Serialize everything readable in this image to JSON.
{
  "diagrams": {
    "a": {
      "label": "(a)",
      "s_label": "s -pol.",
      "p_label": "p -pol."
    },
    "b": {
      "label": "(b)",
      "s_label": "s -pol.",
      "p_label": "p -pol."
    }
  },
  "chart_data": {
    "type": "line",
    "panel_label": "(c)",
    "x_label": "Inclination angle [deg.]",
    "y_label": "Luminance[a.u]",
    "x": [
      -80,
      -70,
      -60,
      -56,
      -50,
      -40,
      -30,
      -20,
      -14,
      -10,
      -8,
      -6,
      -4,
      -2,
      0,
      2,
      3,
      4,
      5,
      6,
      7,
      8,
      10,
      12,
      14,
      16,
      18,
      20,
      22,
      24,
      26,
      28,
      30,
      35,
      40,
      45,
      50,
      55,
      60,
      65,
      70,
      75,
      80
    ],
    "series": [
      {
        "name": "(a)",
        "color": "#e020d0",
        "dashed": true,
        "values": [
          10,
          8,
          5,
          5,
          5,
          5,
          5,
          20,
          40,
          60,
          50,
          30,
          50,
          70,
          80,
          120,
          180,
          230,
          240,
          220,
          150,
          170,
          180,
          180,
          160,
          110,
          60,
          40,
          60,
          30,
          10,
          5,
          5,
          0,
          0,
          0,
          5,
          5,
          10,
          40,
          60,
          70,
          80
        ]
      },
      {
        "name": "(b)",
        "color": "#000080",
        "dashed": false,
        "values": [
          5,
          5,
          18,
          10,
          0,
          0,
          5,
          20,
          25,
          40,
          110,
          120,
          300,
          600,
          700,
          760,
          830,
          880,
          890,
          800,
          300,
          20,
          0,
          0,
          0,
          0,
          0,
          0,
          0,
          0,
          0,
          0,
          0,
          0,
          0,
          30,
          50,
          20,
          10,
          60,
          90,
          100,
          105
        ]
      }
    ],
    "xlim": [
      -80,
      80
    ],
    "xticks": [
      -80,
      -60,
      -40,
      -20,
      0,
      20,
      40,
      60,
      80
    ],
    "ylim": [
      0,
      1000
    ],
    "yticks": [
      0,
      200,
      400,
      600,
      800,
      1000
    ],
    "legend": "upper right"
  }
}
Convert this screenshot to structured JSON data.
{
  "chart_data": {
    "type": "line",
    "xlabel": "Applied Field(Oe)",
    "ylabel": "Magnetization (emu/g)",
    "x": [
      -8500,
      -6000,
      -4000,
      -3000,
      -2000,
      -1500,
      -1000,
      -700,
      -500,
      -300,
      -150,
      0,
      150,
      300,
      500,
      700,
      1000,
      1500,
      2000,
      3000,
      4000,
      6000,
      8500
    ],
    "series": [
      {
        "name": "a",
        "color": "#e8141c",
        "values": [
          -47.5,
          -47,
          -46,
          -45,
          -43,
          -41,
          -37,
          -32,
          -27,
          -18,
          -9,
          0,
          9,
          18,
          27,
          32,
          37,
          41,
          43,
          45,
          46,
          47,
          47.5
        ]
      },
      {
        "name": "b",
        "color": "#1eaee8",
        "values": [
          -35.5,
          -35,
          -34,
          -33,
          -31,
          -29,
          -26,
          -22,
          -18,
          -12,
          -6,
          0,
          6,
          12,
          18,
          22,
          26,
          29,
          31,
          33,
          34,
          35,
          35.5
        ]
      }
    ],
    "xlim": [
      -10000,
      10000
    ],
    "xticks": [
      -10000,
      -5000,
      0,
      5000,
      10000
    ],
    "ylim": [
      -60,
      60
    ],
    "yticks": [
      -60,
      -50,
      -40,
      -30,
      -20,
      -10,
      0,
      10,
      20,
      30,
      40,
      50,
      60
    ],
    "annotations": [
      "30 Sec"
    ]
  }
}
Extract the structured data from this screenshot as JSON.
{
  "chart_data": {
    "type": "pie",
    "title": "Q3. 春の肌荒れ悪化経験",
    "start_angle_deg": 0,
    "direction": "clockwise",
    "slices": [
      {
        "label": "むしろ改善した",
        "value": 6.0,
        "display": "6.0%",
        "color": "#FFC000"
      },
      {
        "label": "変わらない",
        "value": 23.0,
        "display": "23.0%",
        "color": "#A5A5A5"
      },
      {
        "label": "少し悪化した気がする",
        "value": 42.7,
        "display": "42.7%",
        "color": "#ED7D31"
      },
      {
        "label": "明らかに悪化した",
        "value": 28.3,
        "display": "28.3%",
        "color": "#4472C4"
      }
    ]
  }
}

# # #

**Prompt:** Using the material above, print every entry exactly as written.

**Exercise output:**
Serialize everything readable in this image to JSON.
{
  "diagrams": {
    "a": {
      "label": "(a)",
      "s_label": "s -pol.",
      "p_label": "p -pol."
    },
    "b": {
      "label": "(b)",
      "s_label": "s -pol.",
      "p_label": "p -pol."
    }
  },
  "chart_data": {
    "type": "line",
    "panel_label": "(c)",
    "x_label": "Inclination angle [deg.]",
    "y_label": "Luminance[a.u]",
    "x": [
      -80,
      -70,
      -60,
      -56,
      -50,
      -40,
      -30,
      -20,
      -14,
      -10,
      -8,
      -6,
      -4,
      -2,
      0,
      2,
      3,
      4,
      5,
      6,
      7,
      8,
      10,
      12,
      14,
      16,
      18,
      20,
      22,
      24,
      26,
      28,
      30,
      35,
      40,
      45,
      50,
      55,
      60,
      65,
      70,
      75,
      80
    ],
    "series": [
      {
        "name": "(a)",
        "color": "#e020d0",
        "dashed": true,
        "values": [
          10,
          8,
          5,
          5,
          5,
          5,
          5,
          20,
          40,
          60,
          50,
          30,
          50,
          70,
          80,
          120,
          180,
          230,
          240,
          220,
          150,
          170,
          180,
          180,
          160,
          110,
          60,
          40,
          60,
          30,
          10,
          5,
          5,
          0,
          0,
          0,
          5,
          5,
          10,
          40,
          60,
          70,
          80
        ]
      },
      {
        "name": "(b)",
        "color": "#000080",
        "dashed": false,
        "values": [
          5,
          5,
          18,
          10,
          0,
          0,
          5,
          20,
          25,
          40,
          110,
          120,
          300,
          600,
          700,
          760,
          830,
          880,
          890,
          800,
          300,
          20,
          0,
          0,
          0,
          0,
          0,
          0,
          0,
          0,
          0,
          0,
          0,
          0,
          0,
          30,
          50,
          20,
          10,
          60,
          90,
          100,
          105
        ]
      }
    ],
    "xlim": [
      -80,
      80
    ],
    "xticks": [
      -80,
      -60,
      -40,
      -20,
      0,
      20,
      40,
      60,
      80
    ],
    "ylim": [
      0,
      1000
    ],
    "yticks": [
      0,
      200,
      400,
      600,
      800,
      1000
    ],
    "legend": "upper right"
  }
}
Convert this screenshot to structured JSON data.
{
  "chart_data": {
    "type": "line",
    "xlabel": "Applied Field(Oe)",
    "ylabel": "Magnetization (emu/g)",
    "x": [
      -8500,
      -6000,
      -4000,
      -3000,
      -2000,
      -1500,
      -1000,
      -700,
      -500,
      -300,
      -150,
      0,
      150,
      300,
      500,
      700,
      1000,
      1500,
      2000,
      3000,
      4000,
      6000,
      8500
    ],
    "series": [
      {
        "name": "a",
        "color": "#e8141c",
        "values": [
          -47.5,
          -47,
          -46,
          -45,
          -43,
          -41,
          -37,
          -32,
          -27,
          -18,
          -9,
          0,
          9,
          18,
          27,
          32,
          37,
          41,
          43,
          45,
          46,
          47,
          47.5
        ]
      },
      {
        "name": "b",
        "color": "#1eaee8",
        "values": [
          -35.5,
          -35,
          -34,
          -33,
          -31,
          -29,
          -26,
          -22,
          -18,
          -12,
          -6,
          0,
          6,
          12,
          18,
          22,
          26,
          29,
          31,
          33,
          34,
          35,
          35.5
        ]
      }
    ],
    "xlim": [
      -10000,
      10000
    ],
    "xticks": [
      -10000,
      -5000,
      0,
      5000,
      10000
    ],
    "ylim": [
      -60,
      60
    ],
    "yticks": [
      -60,
      -50,
      -40,
      -30,
      -20,
      -10,
      0,
      10,
      20,
      30,
      40,
      50,
      60
    ],
    "annotations": [
      "30 Sec"
    ]
  }
}
Extract the structured data from this screenshot as JSON.
{
  "chart_data": {
    "type": "pie",
    "title": "Q3. 春の肌荒れ悪化経験",
    "start_angle_deg": 0,
    "direction": "clockwise",
    "slices": [
      {
        "label": "むしろ改善した",
        "value": 6.0,
        "display": "6.0%",
        "color": "#FFC000"
      },
      {
        "label": "変わらない",
        "value": 23.0,
        "display": "23.0%",
        "color": "#A5A5A5"
      },
      {
        "label": "少し悪化した気がする",
        "value": 42.7,
        "display": "42.7%",
        "color": "#ED7D31"
      },
      {
        "label": "明らかに悪化した",
        "value": 28.3,
        "display": "28.3%",
        "color": "#4472C4"
      }
    ]
  }
}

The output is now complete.